◆ PASSAGE
Empirical Determination of the Internal Energy of Polyethylene Based on the Pressure-Volume-Temperature-Entropy Equation of State. II. The Revised Internal Energy Based on the Zero Kelvin Isotherm

Abstract

In our previous reports, two types of the internal energy for polyethylene (PE) were derived, which were based on the thermodynamic relation that $d{U}_{TH}=C_{V }dT+\left({\gamma }_{V}T-P\right)dV$ and based on the partition function, that $U_{PF}=R{T}^2\frac{\partial \ln \hspace{0.17em}f}{\partial V}$ where $f=\sum e^{-\frac{{\theta }_i}{T}},$ C_V is the isochoric heat capacity, ${\gamma }_V$ is the thermal pressure coefficient and $e^{-\frac{{\theta }_i}{T}}$ is the Boltzmann factor. In this work, a revised internal energy based on the U_TH, U_rev.TH, was derived by introducing a zero Kelvin internal energy. A revised internal energy based on the U_PF, U_rev.PF, was also derived by introducing the zero Kelvin internal energy. The zero Kelvin internal energy, U(V, T = 0 K), was determined based on a zero Kelvin isotherm, which was determined from the P-V-T equation of state derived in our previous work. In this report, the three-dimensional (3D) plot, 3D plot, with the three axes, x = T_U, y = P_U, z = V_U expressed by the 3D (T_U, P_U, V_U) and the 3D (T_U, V_U. S_U) at constant U in PE were determined by the U_rev.TH where the processes were characterized by decreasing of the volume and the entropy with increasing of the pressure, while the temperature in the iso-internal process had a maximum with increasing the pressure, which were different from those determined by the U_TH in our previous work. The revised internal energy U_rev.PF was expressed by the summation of the terms of T ² and T ⁴, the Boltzmann factors $e^{-\frac{i {\theta }_1}{T}}$ and the U(V,T = 0 K) where the temperature dependence of the T ⁴ term and the Boltzmann factors $e^{-\frac{i {\theta }_1}{T}}$ with i = 6 and 3 were dominant in the U_rev.PF at V = 1.04 cm³/g, while at V = 0.85 cm³/g in the range of high pressure, the U(V,T = 0 K) became a controlling factor. In the case of the U_rev,PF at constant temperature T = 320 K, the volume dependence of the T ² term and the U(V,T = 0 K) were dominant factors.

Keywords:

• Internal energy
• partition function
• polyethylene
• pressure-volume-temperature-entropy equation of state
• zero Kelvin isotherm

◆ STORED DATA
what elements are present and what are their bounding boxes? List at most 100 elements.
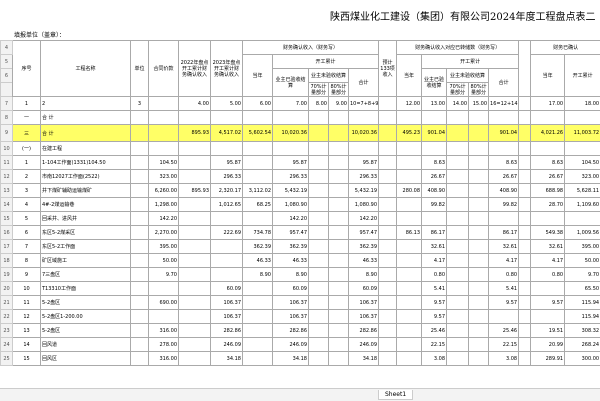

--

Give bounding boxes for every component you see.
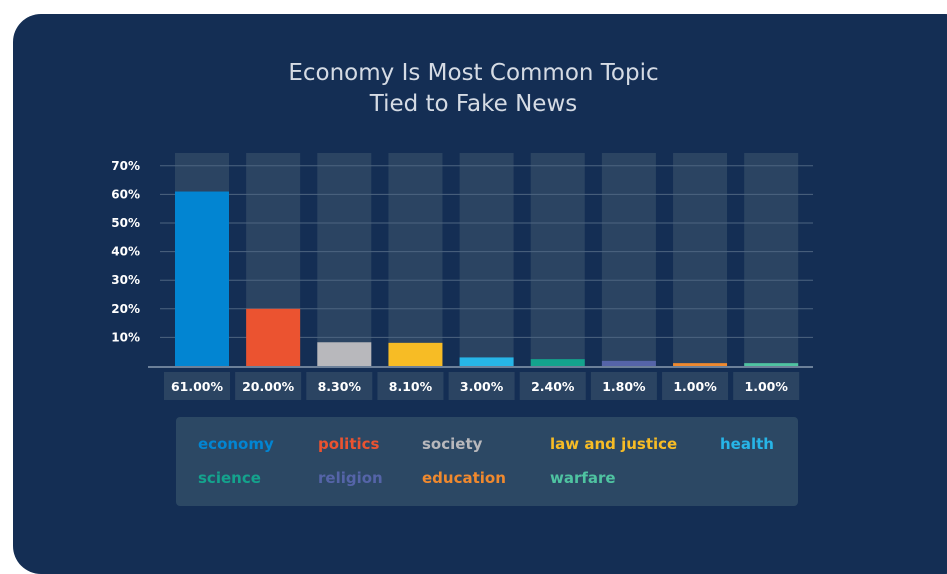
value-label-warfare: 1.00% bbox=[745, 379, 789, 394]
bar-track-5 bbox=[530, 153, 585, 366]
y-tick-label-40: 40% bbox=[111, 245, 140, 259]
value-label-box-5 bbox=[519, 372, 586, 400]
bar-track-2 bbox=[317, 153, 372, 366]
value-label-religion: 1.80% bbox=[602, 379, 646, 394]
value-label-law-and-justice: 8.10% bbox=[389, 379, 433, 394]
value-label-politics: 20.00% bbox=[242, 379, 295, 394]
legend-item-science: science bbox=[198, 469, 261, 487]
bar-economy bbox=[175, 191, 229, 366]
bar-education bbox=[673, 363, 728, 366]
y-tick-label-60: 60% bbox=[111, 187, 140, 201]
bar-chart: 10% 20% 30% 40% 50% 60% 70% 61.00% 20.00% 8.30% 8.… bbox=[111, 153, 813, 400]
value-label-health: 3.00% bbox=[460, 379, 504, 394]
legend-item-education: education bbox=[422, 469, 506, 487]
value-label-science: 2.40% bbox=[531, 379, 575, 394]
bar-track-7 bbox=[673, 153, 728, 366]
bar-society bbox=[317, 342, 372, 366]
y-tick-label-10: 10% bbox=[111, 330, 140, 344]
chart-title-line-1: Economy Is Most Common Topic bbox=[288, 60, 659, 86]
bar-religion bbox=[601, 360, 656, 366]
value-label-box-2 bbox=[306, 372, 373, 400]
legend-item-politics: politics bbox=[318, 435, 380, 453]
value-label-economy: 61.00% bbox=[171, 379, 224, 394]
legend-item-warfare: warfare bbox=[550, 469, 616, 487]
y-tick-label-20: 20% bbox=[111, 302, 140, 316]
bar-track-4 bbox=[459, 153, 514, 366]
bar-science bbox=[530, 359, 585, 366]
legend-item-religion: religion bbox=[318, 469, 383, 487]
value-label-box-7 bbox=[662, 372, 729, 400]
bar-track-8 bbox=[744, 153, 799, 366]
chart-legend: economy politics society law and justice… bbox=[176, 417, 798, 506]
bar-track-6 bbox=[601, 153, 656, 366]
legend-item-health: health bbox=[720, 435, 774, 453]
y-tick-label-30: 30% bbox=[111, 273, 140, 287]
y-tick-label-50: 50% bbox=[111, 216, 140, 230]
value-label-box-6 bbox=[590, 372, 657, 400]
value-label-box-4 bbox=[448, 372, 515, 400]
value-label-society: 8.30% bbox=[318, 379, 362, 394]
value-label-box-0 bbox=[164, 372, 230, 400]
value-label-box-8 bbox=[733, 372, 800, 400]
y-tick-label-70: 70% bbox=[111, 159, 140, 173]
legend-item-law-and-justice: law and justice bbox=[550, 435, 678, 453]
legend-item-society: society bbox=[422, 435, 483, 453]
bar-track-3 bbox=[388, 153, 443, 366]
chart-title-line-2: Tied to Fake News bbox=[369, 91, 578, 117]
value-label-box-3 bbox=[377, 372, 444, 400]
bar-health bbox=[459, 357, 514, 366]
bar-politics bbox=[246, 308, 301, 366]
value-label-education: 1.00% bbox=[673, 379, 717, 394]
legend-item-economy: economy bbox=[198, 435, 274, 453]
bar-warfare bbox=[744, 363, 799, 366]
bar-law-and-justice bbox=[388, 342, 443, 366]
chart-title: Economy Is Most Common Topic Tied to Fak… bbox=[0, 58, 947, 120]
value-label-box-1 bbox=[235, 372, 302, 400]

◆ CHALLENGE 1
Answer these from the abstract:
(a) What was the zero Kelvin internal energy determined from?
(b) At V = 0.85 cm³/g in the range of high pressure, what became a controlling factor in U_rev.PF?
(c) For U_rev,PF at constant temperature T = 320 K, which factors were dominant in the volume dependence?
◆ CHALLENGE 2
Please render the lines of the listing between the one holding "Give bounding boxes" and the one holding "value-label-box-5 bbox=[519, 372, 586, 400]", inclusive, as a JSON list of strings, one string per line, skipping blank lines and leaving the pictures out.

◆ TASK RESPONSE 1
(a) A zero Kelvin isotherm, which was determined from the P-V-T equation of state derived in previous work.
(b) U(V,T = 0 K).
(c) The T ² term and U(V,T = 0 K).

◆ TASK RESPONSE 2
[
  "Give bounding boxes for every component you see.",
  "value-label-warfare: 1.00% bbox=[745, 379, 789, 394]",
  "bar-track-5 bbox=[530, 153, 585, 366]",
  "y-tick-label-40: 40% bbox=[111, 245, 140, 259]",
  "value-label-box-5 bbox=[519, 372, 586, 400]"
]